» Brief: Show only lines that include "image".

§ §

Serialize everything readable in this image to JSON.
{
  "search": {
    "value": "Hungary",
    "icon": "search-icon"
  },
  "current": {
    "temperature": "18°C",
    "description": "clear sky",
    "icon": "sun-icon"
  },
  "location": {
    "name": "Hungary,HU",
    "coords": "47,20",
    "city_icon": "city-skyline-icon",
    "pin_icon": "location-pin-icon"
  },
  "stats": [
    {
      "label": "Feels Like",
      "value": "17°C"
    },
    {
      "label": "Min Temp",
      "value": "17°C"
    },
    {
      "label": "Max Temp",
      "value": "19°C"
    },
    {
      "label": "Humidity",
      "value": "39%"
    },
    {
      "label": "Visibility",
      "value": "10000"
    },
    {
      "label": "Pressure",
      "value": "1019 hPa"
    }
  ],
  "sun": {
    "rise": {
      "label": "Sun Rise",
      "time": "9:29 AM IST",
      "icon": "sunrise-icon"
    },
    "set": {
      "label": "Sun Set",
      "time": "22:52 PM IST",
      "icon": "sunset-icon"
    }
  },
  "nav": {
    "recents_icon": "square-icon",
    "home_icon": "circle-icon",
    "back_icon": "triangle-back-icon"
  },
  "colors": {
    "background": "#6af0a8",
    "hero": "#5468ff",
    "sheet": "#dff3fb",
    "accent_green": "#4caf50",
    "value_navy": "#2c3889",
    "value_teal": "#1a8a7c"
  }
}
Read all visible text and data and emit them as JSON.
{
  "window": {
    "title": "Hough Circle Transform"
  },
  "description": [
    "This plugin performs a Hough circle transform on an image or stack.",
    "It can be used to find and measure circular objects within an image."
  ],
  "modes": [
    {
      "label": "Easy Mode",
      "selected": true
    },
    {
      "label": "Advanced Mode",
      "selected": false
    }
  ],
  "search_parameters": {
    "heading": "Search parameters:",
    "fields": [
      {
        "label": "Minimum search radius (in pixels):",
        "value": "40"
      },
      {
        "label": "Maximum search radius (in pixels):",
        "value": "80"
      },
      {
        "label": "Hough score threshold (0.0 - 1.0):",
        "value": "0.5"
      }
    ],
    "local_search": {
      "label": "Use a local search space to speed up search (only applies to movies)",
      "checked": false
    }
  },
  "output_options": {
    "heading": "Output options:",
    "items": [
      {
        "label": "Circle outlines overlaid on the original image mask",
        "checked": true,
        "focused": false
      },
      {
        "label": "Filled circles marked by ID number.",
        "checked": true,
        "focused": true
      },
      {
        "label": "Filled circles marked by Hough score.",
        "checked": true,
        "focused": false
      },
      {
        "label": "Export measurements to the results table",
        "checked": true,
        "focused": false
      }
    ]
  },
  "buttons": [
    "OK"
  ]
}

§ §

» Finished answer:
Serialize everything readable in this image to JSON.
    "This plugin performs a Hough circle transform on an image or stack.",
    "It can be used to find and measure circular objects within an image."
        "label": "Circle outlines overlaid on the original image mask",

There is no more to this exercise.